| Written problem |
Format each line of the entries below as a numbered list, skipping any blank lines.

Extracted records:

## begin

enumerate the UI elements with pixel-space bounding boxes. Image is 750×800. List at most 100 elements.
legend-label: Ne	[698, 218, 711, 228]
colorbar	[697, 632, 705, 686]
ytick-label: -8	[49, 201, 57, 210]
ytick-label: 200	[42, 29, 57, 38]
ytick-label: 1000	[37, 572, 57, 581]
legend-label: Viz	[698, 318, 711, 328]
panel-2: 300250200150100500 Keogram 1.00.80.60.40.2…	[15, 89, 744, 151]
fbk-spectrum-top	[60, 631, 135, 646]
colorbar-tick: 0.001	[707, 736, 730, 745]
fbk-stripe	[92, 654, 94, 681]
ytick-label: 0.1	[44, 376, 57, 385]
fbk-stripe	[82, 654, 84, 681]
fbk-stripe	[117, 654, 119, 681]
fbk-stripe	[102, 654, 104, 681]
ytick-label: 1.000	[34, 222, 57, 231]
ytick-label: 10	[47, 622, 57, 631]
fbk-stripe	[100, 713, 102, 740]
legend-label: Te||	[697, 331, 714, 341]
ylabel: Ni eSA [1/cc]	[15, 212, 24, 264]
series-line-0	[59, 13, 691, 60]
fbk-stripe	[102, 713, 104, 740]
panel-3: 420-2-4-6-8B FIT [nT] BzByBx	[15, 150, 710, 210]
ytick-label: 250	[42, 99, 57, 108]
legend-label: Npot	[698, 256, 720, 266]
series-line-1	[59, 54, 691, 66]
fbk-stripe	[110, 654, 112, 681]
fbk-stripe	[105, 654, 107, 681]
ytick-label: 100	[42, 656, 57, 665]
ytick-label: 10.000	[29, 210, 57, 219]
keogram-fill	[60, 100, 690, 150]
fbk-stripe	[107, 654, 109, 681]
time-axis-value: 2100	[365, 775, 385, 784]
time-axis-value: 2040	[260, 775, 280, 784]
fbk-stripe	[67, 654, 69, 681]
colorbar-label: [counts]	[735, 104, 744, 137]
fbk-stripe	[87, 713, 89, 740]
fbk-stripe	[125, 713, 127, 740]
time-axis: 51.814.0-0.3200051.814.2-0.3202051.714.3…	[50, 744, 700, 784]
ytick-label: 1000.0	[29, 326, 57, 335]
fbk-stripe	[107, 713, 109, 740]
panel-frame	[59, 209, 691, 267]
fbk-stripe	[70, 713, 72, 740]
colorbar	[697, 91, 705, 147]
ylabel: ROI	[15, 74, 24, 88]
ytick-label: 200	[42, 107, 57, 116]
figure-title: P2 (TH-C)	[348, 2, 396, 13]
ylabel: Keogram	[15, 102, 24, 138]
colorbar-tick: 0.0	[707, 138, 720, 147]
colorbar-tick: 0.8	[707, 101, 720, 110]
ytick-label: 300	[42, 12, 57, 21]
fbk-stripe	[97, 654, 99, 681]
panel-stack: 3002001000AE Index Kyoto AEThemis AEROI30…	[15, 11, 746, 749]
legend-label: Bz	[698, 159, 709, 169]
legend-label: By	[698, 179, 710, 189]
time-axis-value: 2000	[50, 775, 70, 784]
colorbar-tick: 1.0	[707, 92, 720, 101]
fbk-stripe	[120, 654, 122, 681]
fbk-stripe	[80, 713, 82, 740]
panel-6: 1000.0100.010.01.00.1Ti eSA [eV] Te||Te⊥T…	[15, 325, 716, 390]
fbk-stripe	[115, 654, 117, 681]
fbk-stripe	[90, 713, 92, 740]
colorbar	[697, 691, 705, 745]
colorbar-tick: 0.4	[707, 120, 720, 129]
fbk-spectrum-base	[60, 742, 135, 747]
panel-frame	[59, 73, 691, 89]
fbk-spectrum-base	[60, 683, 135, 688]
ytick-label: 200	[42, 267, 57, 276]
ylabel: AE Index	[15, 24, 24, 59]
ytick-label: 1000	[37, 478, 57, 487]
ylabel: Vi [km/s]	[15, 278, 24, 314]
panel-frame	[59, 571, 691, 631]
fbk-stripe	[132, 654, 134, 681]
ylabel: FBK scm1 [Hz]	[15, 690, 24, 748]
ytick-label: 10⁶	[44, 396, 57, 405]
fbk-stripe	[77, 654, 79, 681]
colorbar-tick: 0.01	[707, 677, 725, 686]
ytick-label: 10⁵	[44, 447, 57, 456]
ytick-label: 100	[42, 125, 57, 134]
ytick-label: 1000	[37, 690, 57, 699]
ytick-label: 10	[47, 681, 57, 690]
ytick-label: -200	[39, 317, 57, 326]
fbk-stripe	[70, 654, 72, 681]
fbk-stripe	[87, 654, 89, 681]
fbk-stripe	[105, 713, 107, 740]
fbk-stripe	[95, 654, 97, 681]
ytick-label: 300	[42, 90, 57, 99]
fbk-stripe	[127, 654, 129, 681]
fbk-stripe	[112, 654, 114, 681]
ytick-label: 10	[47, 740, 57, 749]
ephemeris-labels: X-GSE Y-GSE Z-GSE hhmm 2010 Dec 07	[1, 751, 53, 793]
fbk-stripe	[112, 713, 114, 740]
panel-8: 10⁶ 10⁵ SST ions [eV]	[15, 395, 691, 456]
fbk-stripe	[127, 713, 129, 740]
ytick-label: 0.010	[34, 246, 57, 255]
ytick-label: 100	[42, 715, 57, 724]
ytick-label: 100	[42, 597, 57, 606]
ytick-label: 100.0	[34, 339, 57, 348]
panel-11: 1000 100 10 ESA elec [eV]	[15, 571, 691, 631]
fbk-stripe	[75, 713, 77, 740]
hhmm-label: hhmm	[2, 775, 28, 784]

## end

| Response to this task |
1. enumerate the UI elements with pixel-space bounding boxes. Image is 750×800. List at most 100 elements.
2. legend-label: Ne	[698, 218, 711, 228]
3. colorbar	[697, 632, 705, 686]
4. ytick-label: -8	[49, 201, 57, 210]
5. ytick-label: 200	[42, 29, 57, 38]
6. ytick-label: 1000	[37, 572, 57, 581]
7. legend-label: Viz	[698, 318, 711, 328]
8. panel-2: 300250200150100500 Keogram 1.00.80.60.40.2…	[15, 89, 744, 151]
9. fbk-spectrum-top	[60, 631, 135, 646]
10. colorbar-tick: 0.001	[707, 736, 730, 745]
11. fbk-stripe	[92, 654, 94, 681]
12. ytick-label: 0.1	[44, 376, 57, 385]
13. fbk-stripe	[82, 654, 84, 681]
14. fbk-stripe	[117, 654, 119, 681]
15. fbk-stripe	[102, 654, 104, 681]
16. ytick-label: 1.000	[34, 222, 57, 231]
17. ytick-label: 10	[47, 622, 57, 631]
18. fbk-stripe	[100, 713, 102, 740]
19. legend-label: Te||	[697, 331, 714, 341]
20. ylabel: Ni eSA [1/cc]	[15, 212, 24, 264]
21. series-line-0	[59, 13, 691, 60]
22. fbk-stripe	[102, 713, 104, 740]
23. panel-3: 420-2-4-6-8B FIT [nT] BzByBx	[15, 150, 710, 210]
24. ytick-label: 250	[42, 99, 57, 108]
25. legend-label: Npot	[698, 256, 720, 266]
26. series-line-1	[59, 54, 691, 66]
27. fbk-stripe	[110, 654, 112, 681]
28. fbk-stripe	[105, 654, 107, 681]
29. ytick-label: 100	[42, 656, 57, 665]
30. ytick-label: 10.000	[29, 210, 57, 219]
31. keogram-fill	[60, 100, 690, 150]
32. fbk-stripe	[107, 654, 109, 681]
33. time-axis-value: 2100	[365, 775, 385, 784]
34. time-axis-value: 2040	[260, 775, 280, 784]
35. fbk-stripe	[67, 654, 69, 681]
36. colorbar-label: [counts]	[735, 104, 744, 137]
37. fbk-stripe	[87, 713, 89, 740]
38. fbk-stripe	[125, 713, 127, 740]
39. time-axis: 51.814.0-0.3200051.814.2-0.3202051.714.3…	[50, 744, 700, 784]
40. ytick-label: 1000.0	[29, 326, 57, 335]
41. fbk-stripe	[107, 713, 109, 740]
42. panel-frame	[59, 209, 691, 267]
43. fbk-stripe	[70, 713, 72, 740]
44. colorbar	[697, 91, 705, 147]
45. ylabel: ROI	[15, 74, 24, 88]
46. ytick-label: 200	[42, 107, 57, 116]
47. figure-title: P2 (TH-C)	[348, 2, 396, 13]
48. ylabel: Keogram	[15, 102, 24, 138]
49. colorbar-tick: 0.0	[707, 138, 720, 147]
50. colorbar-tick: 0.8	[707, 101, 720, 110]
51. ytick-label: 300	[42, 12, 57, 21]
52. fbk-stripe	[97, 654, 99, 681]
53. panel-stack: 3002001000AE Index Kyoto AEThemis AEROI30…	[15, 11, 746, 749]
54. legend-label: Bz	[698, 159, 709, 169]
55. legend-label: By	[698, 179, 710, 189]
56. time-axis-value: 2000	[50, 775, 70, 784]
57. colorbar-tick: 1.0	[707, 92, 720, 101]
58. fbk-stripe	[120, 654, 122, 681]
59. fbk-stripe	[80, 713, 82, 740]
60. panel-6: 1000.0100.010.01.00.1Ti eSA [eV] Te||Te⊥T…	[15, 325, 716, 390]
61. fbk-stripe	[115, 654, 117, 681]
62. fbk-stripe	[90, 713, 92, 740]
63. colorbar	[697, 691, 705, 745]
64. colorbar-tick: 0.4	[707, 120, 720, 129]
65. fbk-spectrum-base	[60, 742, 135, 747]
66. panel-frame	[59, 73, 691, 89]
67. fbk-spectrum-base	[60, 683, 135, 688]
68. ytick-label: 200	[42, 267, 57, 276]
69. ylabel: AE Index	[15, 24, 24, 59]
70. ytick-label: 1000	[37, 478, 57, 487]
71. ylabel: Vi [km/s]	[15, 278, 24, 314]
72. panel-frame	[59, 571, 691, 631]
73. fbk-stripe	[132, 654, 134, 681]
74. ylabel: FBK scm1 [Hz]	[15, 690, 24, 748]
75. ytick-label: 10⁶	[44, 396, 57, 405]
76. fbk-stripe	[77, 654, 79, 681]
77. colorbar-tick: 0.01	[707, 677, 725, 686]
78. ytick-label: 10⁵	[44, 447, 57, 456]
79. ytick-label: 100	[42, 125, 57, 134]
80. ytick-label: 1000	[37, 690, 57, 699]
81. ytick-label: 10	[47, 681, 57, 690]
82. ytick-label: -200	[39, 317, 57, 326]
83. fbk-stripe	[70, 654, 72, 681]
84. fbk-stripe	[87, 654, 89, 681]
85. fbk-stripe	[105, 713, 107, 740]
86. fbk-stripe	[95, 654, 97, 681]
87. ytick-label: 300	[42, 90, 57, 99]
88. fbk-stripe	[127, 654, 129, 681]
89. fbk-stripe	[112, 654, 114, 681]
90. ytick-label: 10	[47, 740, 57, 749]
91. ephemeris-labels: X-GSE Y-GSE Z-GSE hhmm 2010 Dec 07	[1, 751, 53, 793]
92. fbk-stripe	[112, 713, 114, 740]
93. panel-8: 10⁶ 10⁵ SST ions [eV]	[15, 395, 691, 456]
94. fbk-stripe	[127, 713, 129, 740]
95. ytick-label: 0.010	[34, 246, 57, 255]
96. ytick-label: 100	[42, 715, 57, 724]
97. ytick-label: 100	[42, 597, 57, 606]
98. ytick-label: 100.0	[34, 339, 57, 348]
99. panel-11: 1000 100 10 ESA elec [eV]	[15, 571, 691, 631]
100. fbk-stripe	[75, 713, 77, 740]
101. hhmm-label: hhmm	[2, 775, 28, 784]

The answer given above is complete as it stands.